> **Written problem**:
State how many lines of the entries below hold the word "values"; reply with nothing but the number.

Collected data entries
** Start **

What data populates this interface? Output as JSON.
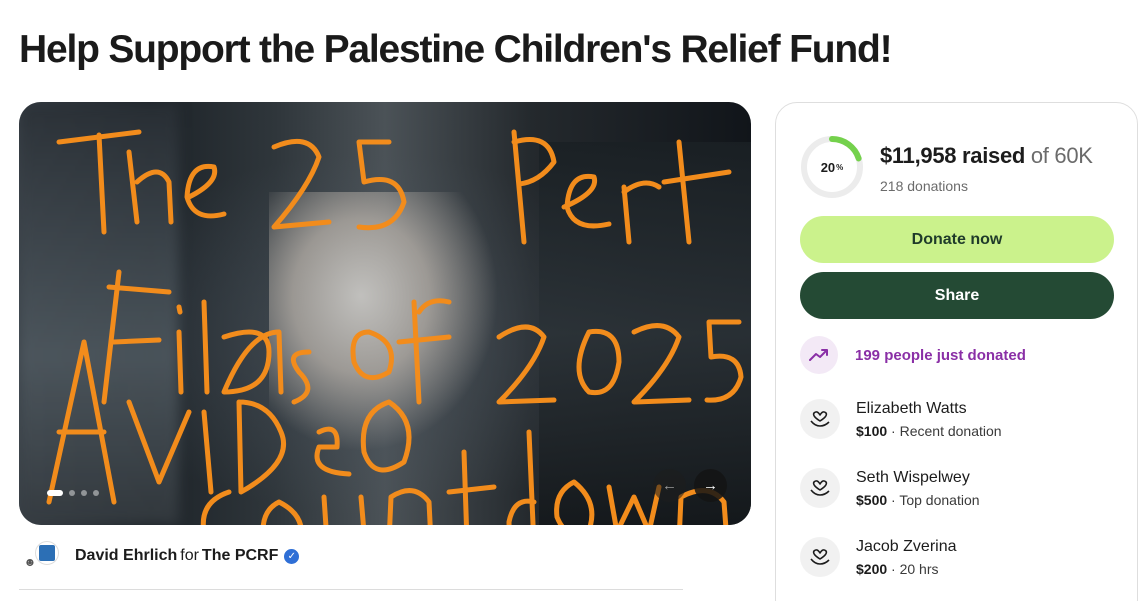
{
  "page": {
    "title": "Help Support the Palestine Children's Relief Fund!"
  },
  "hero": {
    "overlay_text_lines": [
      "The 25 best",
      "Films of 2025",
      "A VIDEO",
      "Countdown"
    ],
    "carousel_dots": 4,
    "carousel_active_index": 0,
    "prev_icon": "arrow-left-icon",
    "next_icon": "arrow-right-icon",
    "prev_glyph": "←",
    "next_glyph": "→"
  },
  "organizer": {
    "name": "David Ehrlich",
    "for_label": "for",
    "beneficiary": "The PCRF",
    "verified_glyph": "✓"
  },
  "summary": {
    "percent_label": "20",
    "percent_sign": "%",
    "progress_fraction": 0.2,
    "raised_amount": "$11,958 raised",
    "goal_text": "of 60K",
    "donations_count": "218 donations"
  },
  "buttons": {
    "donate_label": "Donate now",
    "share_label": "Share"
  },
  "activity": {
    "trend_text": "199 people just donated"
  },
  "donors": [
    {
      "name": "Elizabeth Watts",
      "amount": "$100",
      "note": " · Recent donation"
    },
    {
      "name": "Seth Wispelwey",
      "amount": "$500",
      "note": " · Top donation"
    },
    {
      "name": "Jacob Zverina",
      "amount": "$200",
      "note": " · 20 hrs"
    }
  ],
  "colors": {
    "donate_button": "#cbf28c",
    "share_button": "#244a34",
    "progress_ring": "#74d14c",
    "trend_text": "#8a2fa6",
    "scribble": "#f28c1c"
  }
}
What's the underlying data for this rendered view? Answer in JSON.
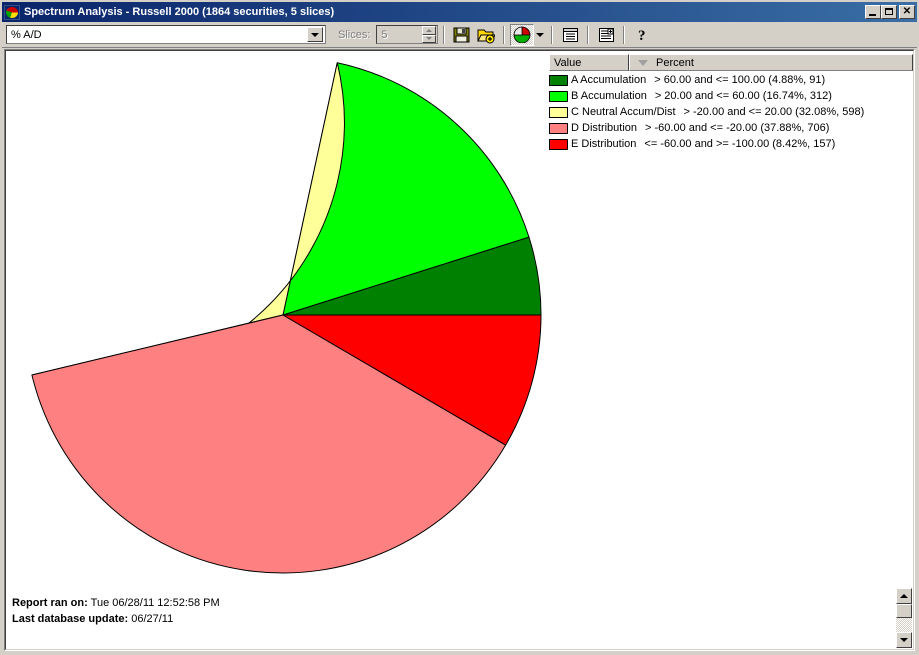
{
  "window": {
    "title": "Spectrum Analysis - Russell 2000 (1864 securities, 5 slices)",
    "app_icon": "pie-chart-icon",
    "minimize_label": "_",
    "maximize_label": "□",
    "close_label": "✕"
  },
  "toolbar": {
    "indicator_combo_value": "% A/D",
    "slices_label": "Slices:",
    "slices_value": "5",
    "buttons": [
      {
        "name": "save-icon",
        "title": "Save"
      },
      {
        "name": "open-add-icon",
        "title": "Open"
      },
      {
        "name": "pie-chart-icon",
        "title": "Pie Chart"
      },
      {
        "name": "chevron-down-icon",
        "title": "Chart Type"
      },
      {
        "name": "report-list-icon",
        "title": "Report"
      },
      {
        "name": "report-add-icon",
        "title": "Add Report"
      },
      {
        "name": "help-icon",
        "title": "Help"
      }
    ]
  },
  "legend": {
    "columns": [
      "Value",
      "Percent"
    ],
    "sort_indicator": "descending",
    "rows": [
      {
        "color": "#008000",
        "name": "A Accumulation",
        "desc": "> 60.00 and <= 100.00 (4.88%, 91)"
      },
      {
        "color": "#00ff00",
        "name": "B Accumulation",
        "desc": "> 20.00 and <= 60.00 (16.74%, 312)"
      },
      {
        "color": "#ffff99",
        "name": "C Neutral Accum/Dist",
        "desc": "> -20.00 and <= 20.00 (32.08%, 598)"
      },
      {
        "color": "#ff8080",
        "name": "D Distribution",
        "desc": "> -60.00 and <= -20.00 (37.88%, 706)"
      },
      {
        "color": "#ff0000",
        "name": "E Distribution",
        "desc": "<= -60.00 and >= -100.00 (8.42%, 157)"
      }
    ]
  },
  "footer": {
    "report_ran_label": "Report ran on:",
    "report_ran_value": "Tue 06/28/11 12:52:58 PM",
    "last_update_label": "Last database update:",
    "last_update_value": "06/27/11"
  },
  "chart_data": {
    "type": "pie",
    "title": "Spectrum Analysis - Russell 2000",
    "total_securities": 1864,
    "slice_count": 5,
    "labels": [
      "A Accumulation",
      "B Accumulation",
      "C Neutral Accum/Dist",
      "D Distribution",
      "E Distribution"
    ],
    "values": [
      4.88,
      16.74,
      32.08,
      37.88,
      8.42
    ],
    "counts": [
      91,
      312,
      598,
      706,
      157
    ],
    "ranges": [
      "> 60.00 and <= 100.00",
      "> 20.00 and <= 60.00",
      "> -20.00 and <= 20.00",
      "> -60.00 and <= -20.00",
      "<= -60.00 and >= -100.00"
    ],
    "colors": [
      "#008000",
      "#00ff00",
      "#ffff99",
      "#ff8080",
      "#ff0000"
    ],
    "center": [
      279,
      327
    ],
    "radius": 258,
    "start_angle_deg": 0,
    "direction": "counterclockwise",
    "legend_position": "right",
    "grid": false
  }
}
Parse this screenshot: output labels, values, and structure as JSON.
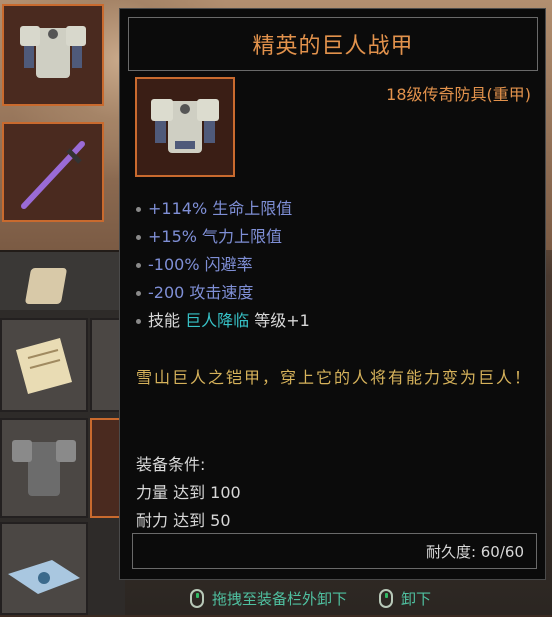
{
  "item": {
    "name": "精英的巨人战甲",
    "level_type": "18级传奇防具(重甲)"
  },
  "stats": [
    {
      "text": "+114% 生命上限值"
    },
    {
      "text": "+15% 气力上限值"
    },
    {
      "text": "-100% 闪避率"
    },
    {
      "text": "-200 攻击速度"
    }
  ],
  "skill": {
    "prefix": "技能",
    "name": "巨人降临",
    "suffix": "等级+1"
  },
  "description": "雪山巨人之铠甲，穿上它的人将有能力变为巨人！",
  "requirements": {
    "title": "装备条件:",
    "items": [
      "力量 达到 100",
      "耐力 达到 50"
    ]
  },
  "durability": "耐久度: 60/60",
  "hints": {
    "drag": "拖拽至装备栏外卸下",
    "unequip": "卸下"
  },
  "colors": {
    "title": "#e2924c",
    "stat": "#7f8fd6",
    "skill": "#37c1c6",
    "desc": "#d6b25b"
  }
}
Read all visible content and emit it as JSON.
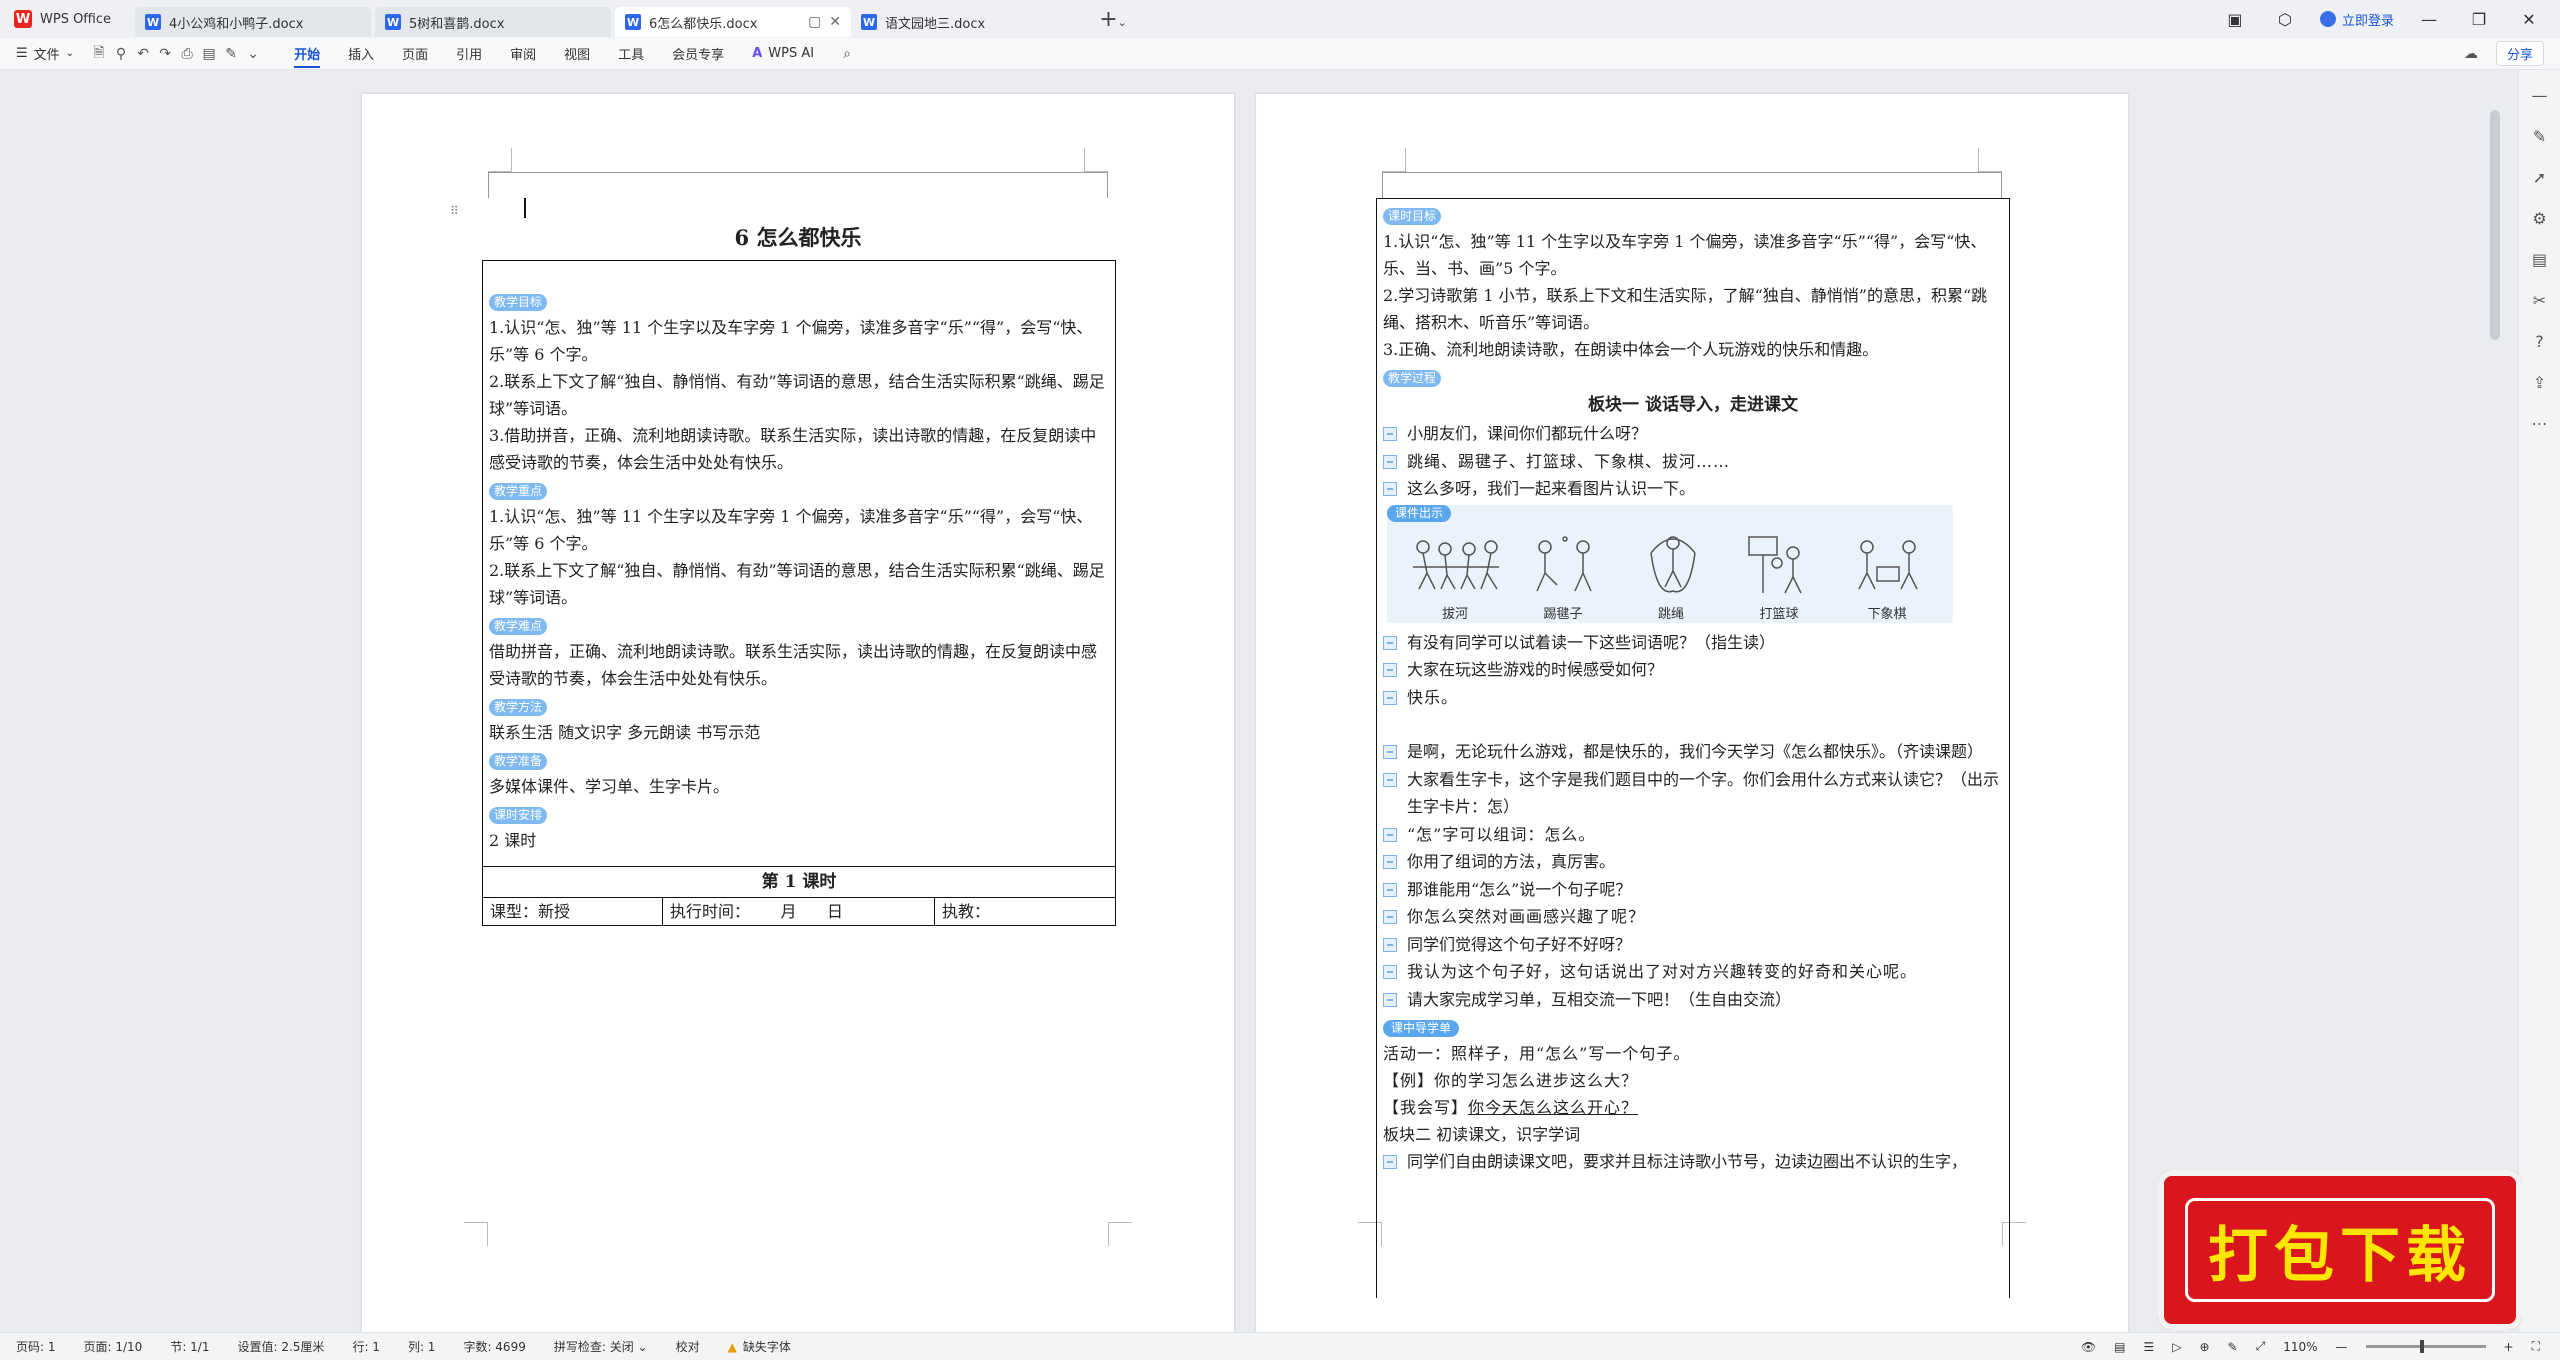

** End **

> **Finished task**:
2